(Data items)

======

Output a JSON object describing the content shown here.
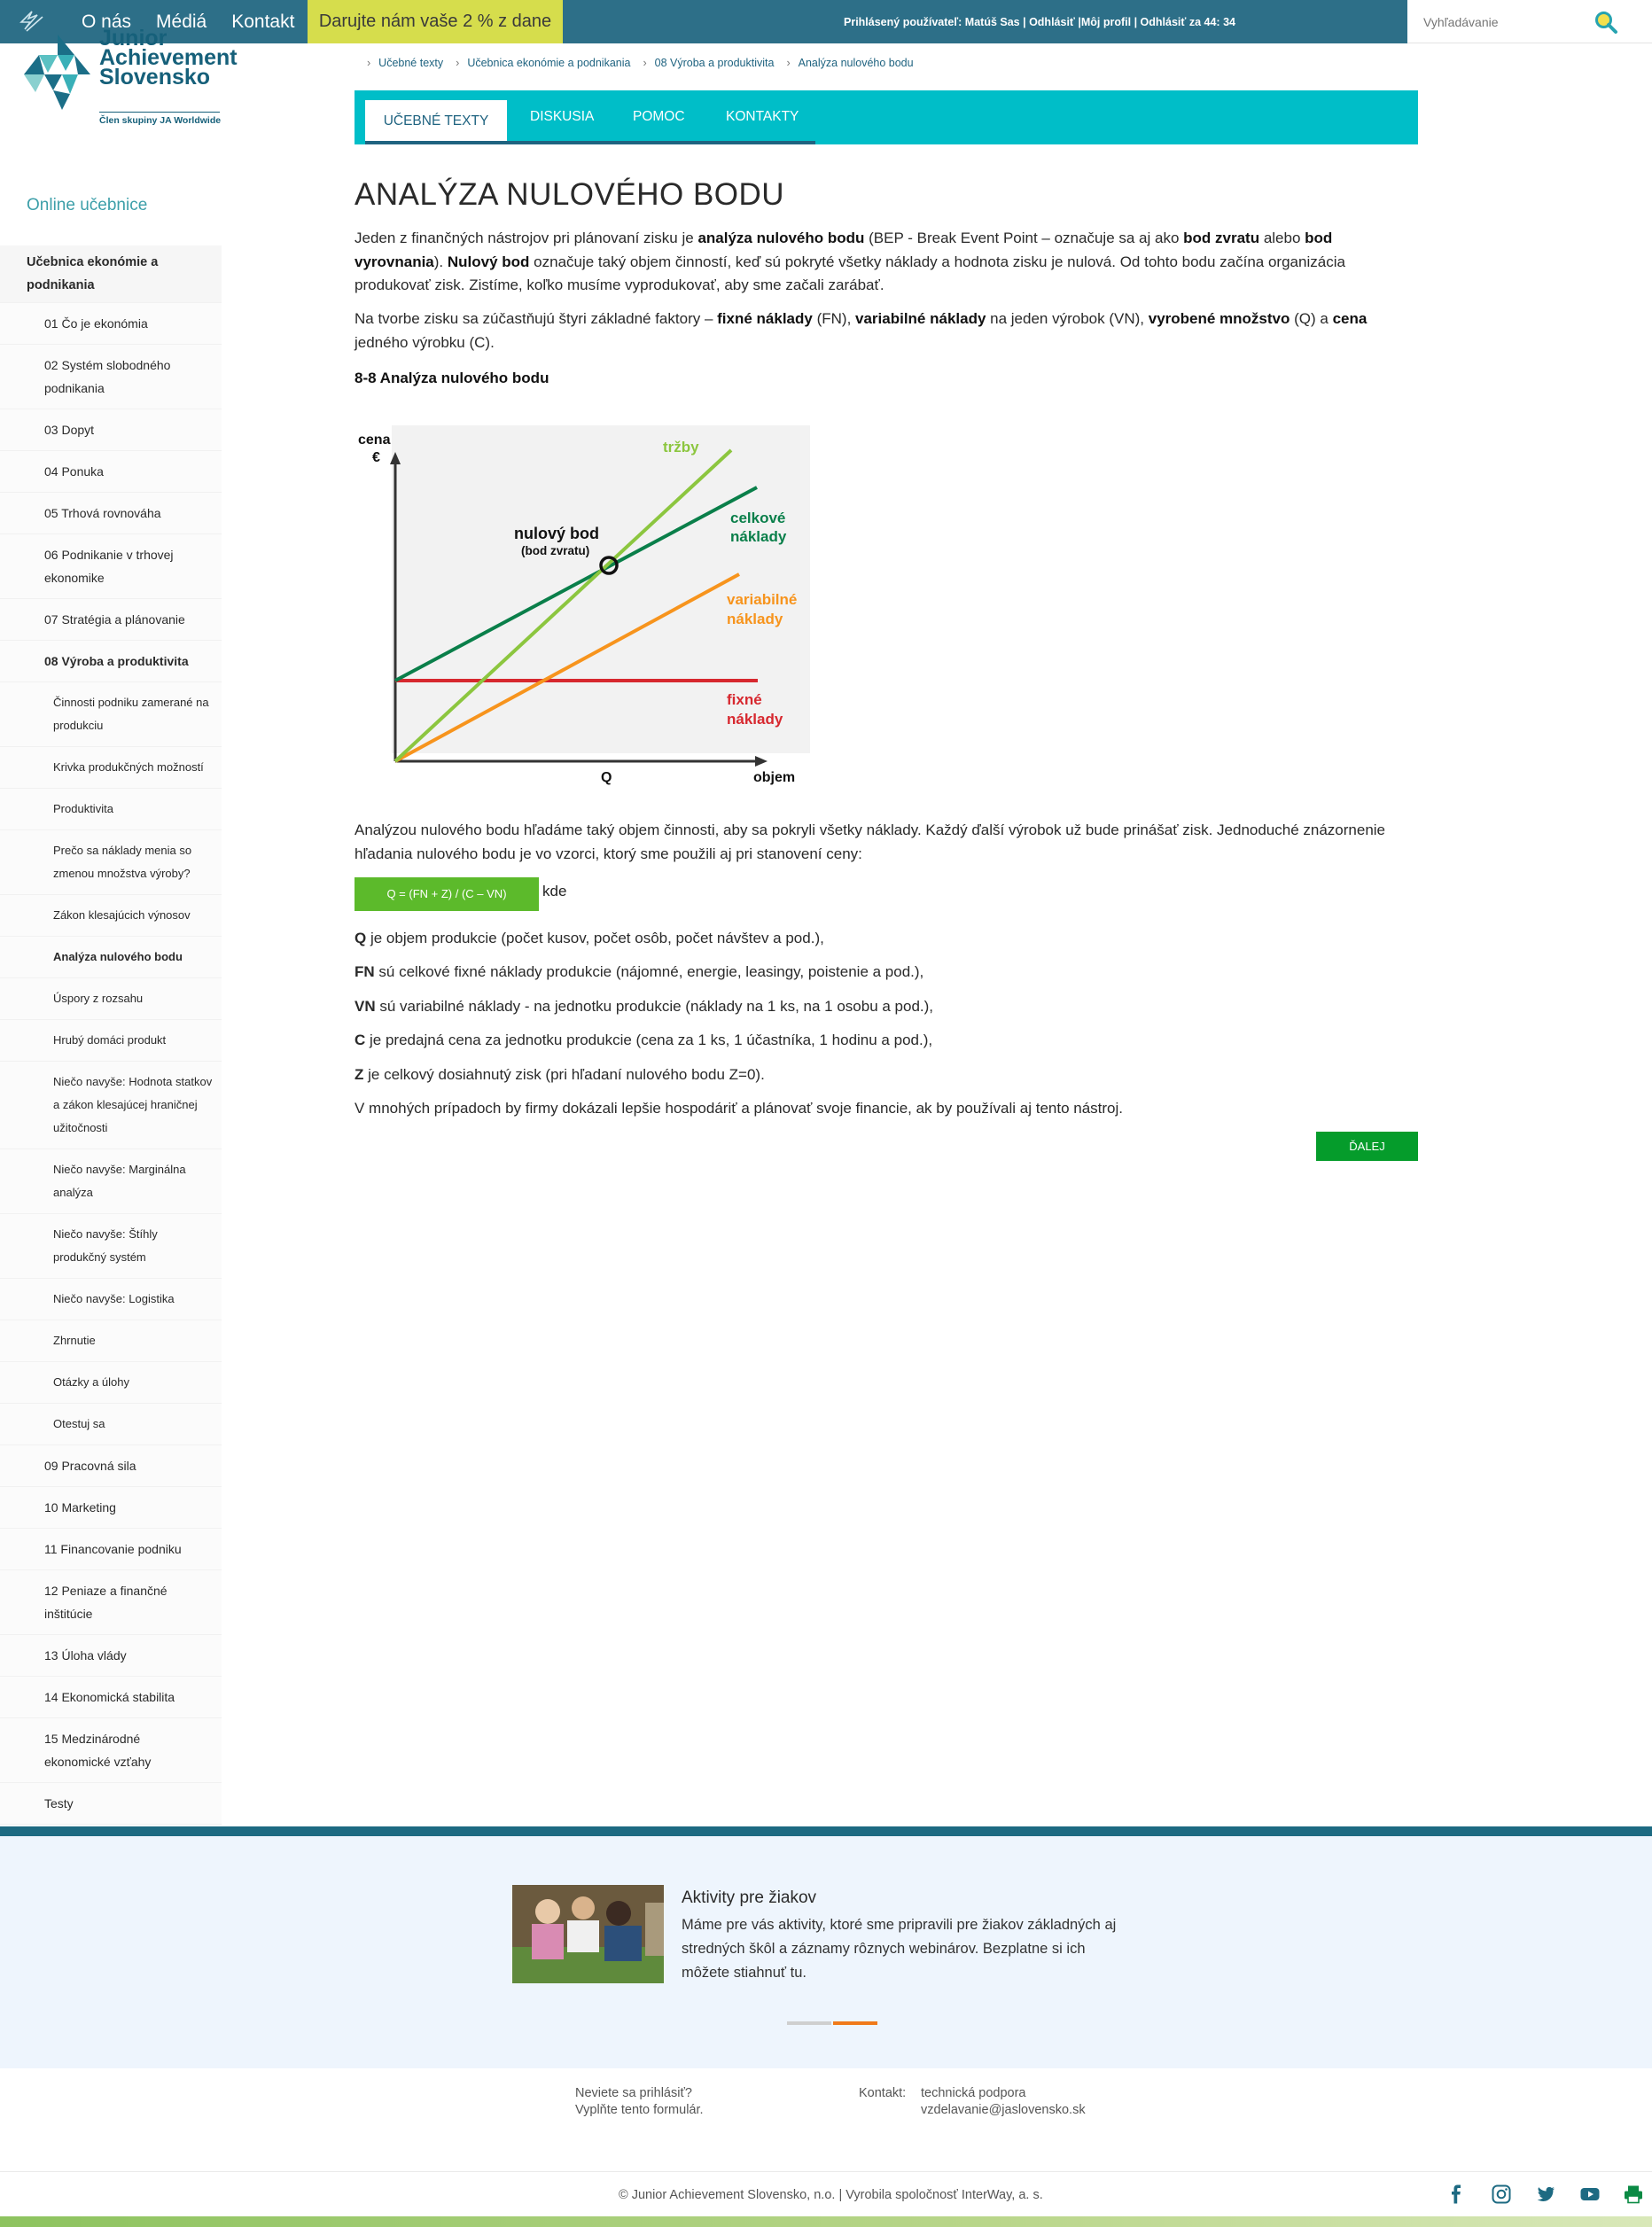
{
  "topbar": {
    "nav": [
      "O nás",
      "Médiá",
      "Kontakt"
    ],
    "donate": "Darujte nám vaše 2 % z dane",
    "user_text": "Prihlásený používateľ: Matúš Sas | Odhlásiť |Môj profil | Odhlásiť za 44: 34",
    "search_placeholder": "Vyhľadávanie"
  },
  "brand": {
    "line1": "Junior",
    "line2": "Achievement",
    "line3": "Slovensko",
    "subline": "Člen skupiny JA Worldwide"
  },
  "sidebar": {
    "online": "Online učebnice",
    "book": "Učebnica ekonómie a podnikania",
    "chapters_before": [
      "01 Čo je ekonómia",
      "02 Systém slobodného podnikania",
      "03 Dopyt",
      "04 Ponuka",
      "05 Trhová rovnováha",
      "06 Podnikanie v trhovej ekonomike",
      "07 Stratégia a plánovanie"
    ],
    "current_chapter": "08 Výroba a produktivita",
    "subitems": [
      "Činnosti podniku zamerané na produkciu",
      "Krivka produkčných možností",
      "Produktivita",
      "Prečo sa náklady menia so zmenou množstva výroby?",
      "Zákon klesajúcich výnosov",
      "Analýza nulového bodu",
      "Úspory z rozsahu",
      "Hrubý domáci produkt",
      "Niečo navyše: Hodnota statkov a zákon klesajúcej hraničnej užitočnosti",
      "Niečo navyše: Marginálna analýza",
      "Niečo navyše: Štíhly produkčný systém",
      "Niečo navyše: Logistika",
      "Zhrnutie",
      "Otázky a úlohy",
      "Otestuj sa"
    ],
    "chapters_after": [
      "09 Pracovná sila",
      "10 Marketing",
      "11 Financovanie podniku",
      "12 Peniaze a finančné inštitúcie",
      "13 Úloha vlády",
      "14 Ekonomická stabilita",
      "15 Medzinárodné ekonomické vzťahy"
    ],
    "tests": "Testy"
  },
  "breadcrumb": [
    "Učebné texty",
    "Učebnica ekonómie a podnikania",
    "08 Výroba a produktivita",
    "Analýza nulového bodu"
  ],
  "tabs": [
    "UČEBNÉ TEXTY",
    "DISKUSIA",
    "POMOC",
    "KONTAKTY"
  ],
  "content": {
    "title": "ANALÝZA NULOVÉHO BODU",
    "p1": {
      "a": "Jeden z finančných nástrojov pri plánovaní zisku je ",
      "b": "analýza nulového bodu",
      "c": " (BEP - Break Event Point – označuje sa aj ako ",
      "d": "bod zvratu",
      "e": " alebo ",
      "f": "bod vyrovnania",
      "g": "). ",
      "h": "Nulový bod",
      "i": " označuje taký objem činností, keď sú pokryté všetky náklady a hodnota zisku je nulová. Od tohto bodu začína organizácia produkovať zisk. Zistíme, koľko musíme vyprodukovať, aby sme začali zarábať."
    },
    "p2": {
      "a": "Na tvorbe zisku sa zúčastňujú štyri základné faktory – ",
      "b": "fixné náklady",
      "c": " (FN), ",
      "d": "variabilné náklady",
      "e": " na jeden výrobok (VN), ",
      "f": "vyrobené množstvo",
      "g": " (Q) a ",
      "h": "cena",
      "i": " jedného výrobku (C)."
    },
    "figure_caption": "8-8 Analýza nulového bodu",
    "p3": "Analýzou nulového bodu hľadáme taký objem činnosti, aby sa pokryli všetky náklady. Každý ďalší výrobok už bude prinášať zisk. Jednoduché znázornenie hľadania nulového bodu je vo vzorci, ktorý sme použili aj pri stanovení ceny:",
    "formula": "Q = (FN + Z) / (C – VN)",
    "kde": "kde",
    "defs": [
      {
        "k": "Q",
        "v": " je objem produkcie (počet kusov, počet osôb, počet návštev a pod.),"
      },
      {
        "k": "FN",
        "v": " sú celkové fixné náklady produkcie (nájomné, energie, leasingy, poistenie a pod.),"
      },
      {
        "k": "VN",
        "v": " sú variabilné náklady - na jednotku produkcie (náklady na 1 ks, na 1 osobu a pod.),"
      },
      {
        "k": "C",
        "v": " je predajná cena za jednotku produkcie (cena za 1 ks, 1 účastníka, 1 hodinu a pod.),"
      },
      {
        "k": "Z",
        "v": " je celkový dosiahnutý zisk (pri hľadaní nulového bodu Z=0)."
      }
    ],
    "p4": "V mnohých prípadoch by firmy dokázali lepšie hospodáriť a plánovať svoje financie, ak by používali aj tento nástroj.",
    "next": "ĎALEJ"
  },
  "chart": {
    "ylabel1": "cena",
    "ylabel2": "€",
    "xlabel": "objem",
    "q_label": "Q",
    "bep1": "nulový bod",
    "bep2": "(bod zvratu)",
    "trzby": "tržby",
    "celk1": "celkové",
    "celk2": "náklady",
    "var1": "variabilné",
    "var2": "náklady",
    "fix1": "fixné",
    "fix2": "náklady",
    "colors": {
      "trzby": "#8cc63f",
      "celkove": "#0a7f4a",
      "variabilne": "#f7941d",
      "fixne": "#d7282f"
    }
  },
  "footer": {
    "title": "Aktivity pre žiakov",
    "text": "Máme pre vás aktivity, ktoré sme pripravili pre žiakov základných aj stredných škôl a záznamy rôznych webinárov. Bezplatne si ich môžete stiahnuť tu.",
    "login1": "Neviete sa prihlásiť?",
    "login2": "Vyplňte tento formulár.",
    "contact_label": "Kontakt:",
    "contact1": "technická podpora",
    "contact2": "vzdelavanie@jaslovensko.sk",
    "copyright": "© Junior Achievement Slovensko, n.o. | Vyrobila spoločnosť InterWay, a. s."
  }
}
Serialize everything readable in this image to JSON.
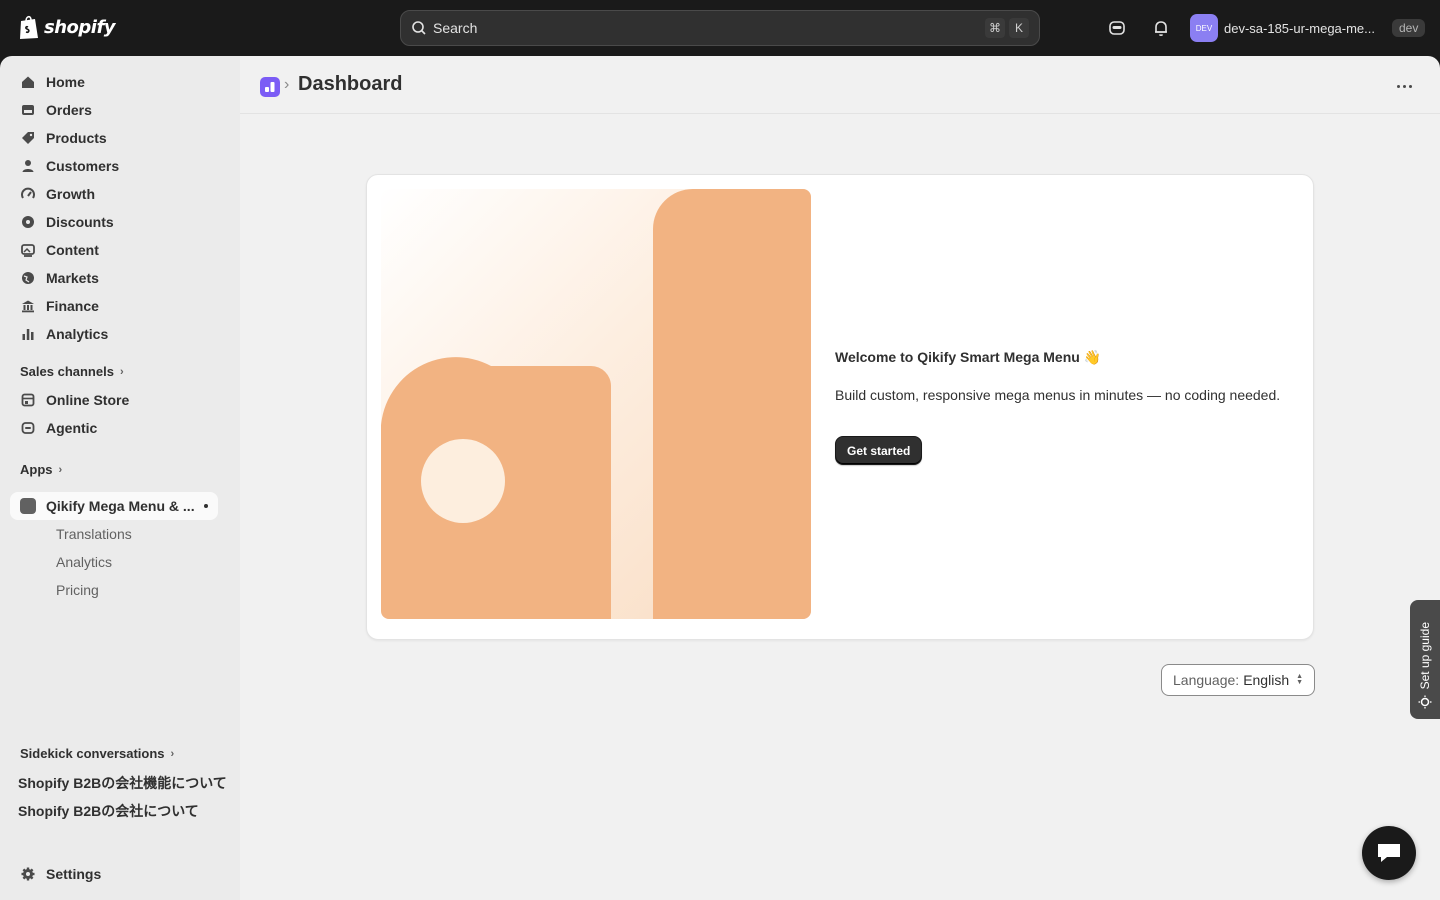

======

:: What you should do ::
The records above are to be reproduced exactly; the pictures are to be left out.

:: Solution to this problem ::
Output a JSON object describing the content shown here.
{
  "topbar": {
    "nav": [
      "O nás",
      "Médiá",
      "Kontakt"
    ],
    "donate": "Darujte nám vaše 2 % z dane",
    "user_text": "Prihlásený používateľ: Matúš Sas | Odhlásiť |Môj profil | Odhlásiť za 44: 34",
    "search_placeholder": "Vyhľadávanie"
  },
  "brand": {
    "line1": "Junior",
    "line2": "Achievement",
    "line3": "Slovensko",
    "subline": "Člen skupiny JA Worldwide"
  },
  "sidebar": {
    "online": "Online učebnice",
    "book": "Učebnica ekonómie a podnikania",
    "chapters_before": [
      "01 Čo je ekonómia",
      "02 Systém slobodného podnikania",
      "03 Dopyt",
      "04 Ponuka",
      "05 Trhová rovnováha",
      "06 Podnikanie v trhovej ekonomike",
      "07 Stratégia a plánovanie"
    ],
    "current_chapter": "08 Výroba a produktivita",
    "subitems": [
      "Činnosti podniku zamerané na produkciu",
      "Krivka produkčných možností",
      "Produktivita",
      "Prečo sa náklady menia so zmenou množstva výroby?",
      "Zákon klesajúcich výnosov",
      "Analýza nulového bodu",
      "Úspory z rozsahu",
      "Hrubý domáci produkt",
      "Niečo navyše: Hodnota statkov a zákon klesajúcej hraničnej užitočnosti",
      "Niečo navyše: Marginálna analýza",
      "Niečo navyše: Štíhly produkčný systém",
      "Niečo navyše: Logistika",
      "Zhrnutie",
      "Otázky a úlohy",
      "Otestuj sa"
    ],
    "chapters_after": [
      "09 Pracovná sila",
      "10 Marketing",
      "11 Financovanie podniku",
      "12 Peniaze a finančné inštitúcie",
      "13 Úloha vlády",
      "14 Ekonomická stabilita",
      "15 Medzinárodné ekonomické vzťahy"
    ],
    "tests": "Testy"
  },
  "breadcrumb": [
    "Učebné texty",
    "Učebnica ekonómie a podnikania",
    "08 Výroba a produktivita",
    "Analýza nulového bodu"
  ],
  "tabs": [
    "UČEBNÉ TEXTY",
    "DISKUSIA",
    "POMOC",
    "KONTAKTY"
  ],
  "content": {
    "title": "ANALÝZA NULOVÉHO BODU",
    "p1": {
      "a": "Jeden z finančných nástrojov pri plánovaní zisku je ",
      "b": "analýza nulového bodu",
      "c": " (BEP - Break Event Point – označuje sa aj ako ",
      "d": "bod zvratu",
      "e": " alebo ",
      "f": "bod vyrovnania",
      "g": "). ",
      "h": "Nulový bod",
      "i": " označuje taký objem činností, keď sú pokryté všetky náklady a hodnota zisku je nulová. Od tohto bodu začína organizácia produkovať zisk. Zistíme, koľko musíme vyprodukovať, aby sme začali zarábať."
    },
    "p2": {
      "a": "Na tvorbe zisku sa zúčastňujú štyri základné faktory – ",
      "b": "fixné náklady",
      "c": " (FN), ",
      "d": "variabilné náklady",
      "e": " na jeden výrobok (VN), ",
      "f": "vyrobené množstvo",
      "g": " (Q) a ",
      "h": "cena",
      "i": " jedného výrobku (C)."
    },
    "figure_caption": "8-8 Analýza nulového bodu",
    "p3": "Analýzou nulového bodu hľadáme taký objem činnosti, aby sa pokryli všetky náklady. Každý ďalší výrobok už bude prinášať zisk. Jednoduché znázornenie hľadania nulového bodu je vo vzorci, ktorý sme použili aj pri stanovení ceny:",
    "formula": "Q = (FN + Z) / (C – VN)",
    "kde": "kde",
    "defs": [
      {
        "k": "Q",
        "v": " je objem produkcie (počet kusov, počet osôb, počet návštev a pod.),"
      },
      {
        "k": "FN",
        "v": " sú celkové fixné náklady produkcie (nájomné, energie, leasingy, poistenie a pod.),"
      },
      {
        "k": "VN",
        "v": " sú variabilné náklady - na jednotku produkcie (náklady na 1 ks, na 1 osobu a pod.),"
      },
      {
        "k": "C",
        "v": " je predajná cena za jednotku produkcie (cena za 1 ks, 1 účastníka, 1 hodinu a pod.),"
      },
      {
        "k": "Z",
        "v": " je celkový dosiahnutý zisk (pri hľadaní nulového bodu Z=0)."
      }
    ],
    "p4": "V mnohých prípadoch by firmy dokázali lepšie hospodáriť a plánovať svoje financie, ak by používali aj tento nástroj.",
    "next": "ĎALEJ"
  },
  "chart": {
    "ylabel1": "cena",
    "ylabel2": "€",
    "xlabel": "objem",
    "q_label": "Q",
    "bep1": "nulový bod",
    "bep2": "(bod zvratu)",
    "trzby": "tržby",
    "celk1": "celkové",
    "celk2": "náklady",
    "var1": "variabilné",
    "var2": "náklady",
    "fix1": "fixné",
    "fix2": "náklady",
    "colors": {
      "trzby": "#8cc63f",
      "celkove": "#0a7f4a",
      "variabilne": "#f7941d",
      "fixne": "#d7282f"
    }
  },
  "footer": {
    "title": "Aktivity pre žiakov",
    "text": "Máme pre vás aktivity, ktoré sme pripravili pre žiakov základných aj stredných škôl a záznamy rôznych webinárov. Bezplatne si ich môžete stiahnuť tu.",
    "login1": "Neviete sa prihlásiť?",
    "login2": "Vyplňte tento formulár.",
    "contact_label": "Kontakt:",
    "contact1": "technická podpora",
    "contact2": "vzdelavanie@jaslovensko.sk",
    "copyright": "© Junior Achievement Slovensko, n.o. | Vyrobila spoločnosť InterWay, a. s."
  }
}
Serialize everything readable in this image to JSON.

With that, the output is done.